- **Saved entries**:
+ + + + +

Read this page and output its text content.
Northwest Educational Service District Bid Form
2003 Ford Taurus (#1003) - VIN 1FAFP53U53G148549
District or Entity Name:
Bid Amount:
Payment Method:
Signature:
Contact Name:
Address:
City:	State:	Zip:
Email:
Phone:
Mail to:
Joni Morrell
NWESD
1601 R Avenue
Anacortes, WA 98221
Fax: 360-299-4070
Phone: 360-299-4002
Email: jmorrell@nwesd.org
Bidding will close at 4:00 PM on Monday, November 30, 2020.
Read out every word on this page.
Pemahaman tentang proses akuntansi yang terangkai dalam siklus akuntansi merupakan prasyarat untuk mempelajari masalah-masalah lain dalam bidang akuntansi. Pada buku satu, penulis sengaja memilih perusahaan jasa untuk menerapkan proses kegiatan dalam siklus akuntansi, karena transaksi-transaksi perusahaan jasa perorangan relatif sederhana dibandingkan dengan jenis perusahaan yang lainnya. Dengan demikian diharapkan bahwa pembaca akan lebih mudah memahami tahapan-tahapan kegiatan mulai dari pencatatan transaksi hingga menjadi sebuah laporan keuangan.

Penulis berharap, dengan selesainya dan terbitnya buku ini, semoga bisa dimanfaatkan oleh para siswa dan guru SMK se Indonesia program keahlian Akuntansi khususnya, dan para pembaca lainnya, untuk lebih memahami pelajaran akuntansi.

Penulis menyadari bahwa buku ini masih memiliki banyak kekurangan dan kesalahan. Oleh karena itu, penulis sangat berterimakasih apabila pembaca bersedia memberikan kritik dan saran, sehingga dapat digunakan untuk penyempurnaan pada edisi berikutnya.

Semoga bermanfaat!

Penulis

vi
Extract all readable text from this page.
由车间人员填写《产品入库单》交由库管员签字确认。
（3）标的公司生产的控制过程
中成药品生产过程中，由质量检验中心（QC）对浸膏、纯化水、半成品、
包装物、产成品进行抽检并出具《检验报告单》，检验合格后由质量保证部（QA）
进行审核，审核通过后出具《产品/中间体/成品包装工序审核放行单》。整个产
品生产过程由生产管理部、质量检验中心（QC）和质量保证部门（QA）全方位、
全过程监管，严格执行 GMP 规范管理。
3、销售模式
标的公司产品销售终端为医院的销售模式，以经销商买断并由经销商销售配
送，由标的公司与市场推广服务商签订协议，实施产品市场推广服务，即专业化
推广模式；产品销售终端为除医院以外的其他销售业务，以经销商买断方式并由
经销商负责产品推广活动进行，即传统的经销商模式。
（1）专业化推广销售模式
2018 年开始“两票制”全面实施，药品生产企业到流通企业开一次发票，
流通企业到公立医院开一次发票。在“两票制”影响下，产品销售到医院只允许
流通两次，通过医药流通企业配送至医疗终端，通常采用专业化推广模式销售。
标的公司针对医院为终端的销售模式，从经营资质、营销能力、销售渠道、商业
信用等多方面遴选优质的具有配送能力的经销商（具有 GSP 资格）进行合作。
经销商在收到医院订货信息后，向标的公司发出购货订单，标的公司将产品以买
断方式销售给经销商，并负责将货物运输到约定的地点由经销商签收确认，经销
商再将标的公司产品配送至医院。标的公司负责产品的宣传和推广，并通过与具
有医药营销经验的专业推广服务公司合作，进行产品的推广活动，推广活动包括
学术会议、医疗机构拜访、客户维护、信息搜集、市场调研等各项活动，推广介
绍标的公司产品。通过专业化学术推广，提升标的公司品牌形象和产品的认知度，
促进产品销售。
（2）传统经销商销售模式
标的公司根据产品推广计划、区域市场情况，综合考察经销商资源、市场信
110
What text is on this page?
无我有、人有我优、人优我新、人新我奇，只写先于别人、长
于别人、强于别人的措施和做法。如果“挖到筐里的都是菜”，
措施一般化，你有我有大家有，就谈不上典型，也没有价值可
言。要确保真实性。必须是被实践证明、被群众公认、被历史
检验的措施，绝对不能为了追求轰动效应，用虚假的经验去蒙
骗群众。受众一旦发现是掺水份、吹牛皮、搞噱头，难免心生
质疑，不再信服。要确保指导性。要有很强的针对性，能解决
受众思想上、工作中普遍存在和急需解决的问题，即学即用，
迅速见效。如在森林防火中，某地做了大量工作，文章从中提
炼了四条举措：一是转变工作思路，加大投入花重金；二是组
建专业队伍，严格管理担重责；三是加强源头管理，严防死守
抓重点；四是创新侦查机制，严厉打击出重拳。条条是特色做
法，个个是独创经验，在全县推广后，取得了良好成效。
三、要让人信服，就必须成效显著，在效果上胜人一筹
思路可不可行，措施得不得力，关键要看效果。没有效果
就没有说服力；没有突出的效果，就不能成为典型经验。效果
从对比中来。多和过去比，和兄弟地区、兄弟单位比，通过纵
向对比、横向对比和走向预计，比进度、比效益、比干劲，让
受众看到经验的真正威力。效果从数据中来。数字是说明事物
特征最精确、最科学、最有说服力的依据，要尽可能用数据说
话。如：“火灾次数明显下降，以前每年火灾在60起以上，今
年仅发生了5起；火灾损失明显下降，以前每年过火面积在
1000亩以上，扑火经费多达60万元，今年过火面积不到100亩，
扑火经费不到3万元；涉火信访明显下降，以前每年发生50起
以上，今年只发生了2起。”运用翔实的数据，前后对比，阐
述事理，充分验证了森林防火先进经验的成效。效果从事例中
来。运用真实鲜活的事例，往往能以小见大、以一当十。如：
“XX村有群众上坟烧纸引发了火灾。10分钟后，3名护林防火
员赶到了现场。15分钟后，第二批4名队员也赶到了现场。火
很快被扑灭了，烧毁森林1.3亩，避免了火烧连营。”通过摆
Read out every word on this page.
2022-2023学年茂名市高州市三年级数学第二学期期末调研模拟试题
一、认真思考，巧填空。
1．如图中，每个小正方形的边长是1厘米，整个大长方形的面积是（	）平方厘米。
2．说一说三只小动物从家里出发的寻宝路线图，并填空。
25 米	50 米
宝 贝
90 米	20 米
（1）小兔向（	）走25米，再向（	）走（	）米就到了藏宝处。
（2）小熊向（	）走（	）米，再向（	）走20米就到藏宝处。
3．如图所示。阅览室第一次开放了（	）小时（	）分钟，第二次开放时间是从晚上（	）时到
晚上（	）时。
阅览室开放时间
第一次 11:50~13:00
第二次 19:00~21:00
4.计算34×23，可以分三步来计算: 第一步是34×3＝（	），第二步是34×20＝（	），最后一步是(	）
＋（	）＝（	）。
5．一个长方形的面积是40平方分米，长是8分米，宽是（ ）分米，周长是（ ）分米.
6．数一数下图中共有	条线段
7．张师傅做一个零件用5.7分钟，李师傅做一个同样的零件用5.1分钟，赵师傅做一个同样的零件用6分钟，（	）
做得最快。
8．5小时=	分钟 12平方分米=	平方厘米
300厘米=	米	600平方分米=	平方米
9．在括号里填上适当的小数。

+ + + + +

- **Required work**: Collect each line above holding the string "Name".

- **Written response**:
District or Entity Name:
Contact Name:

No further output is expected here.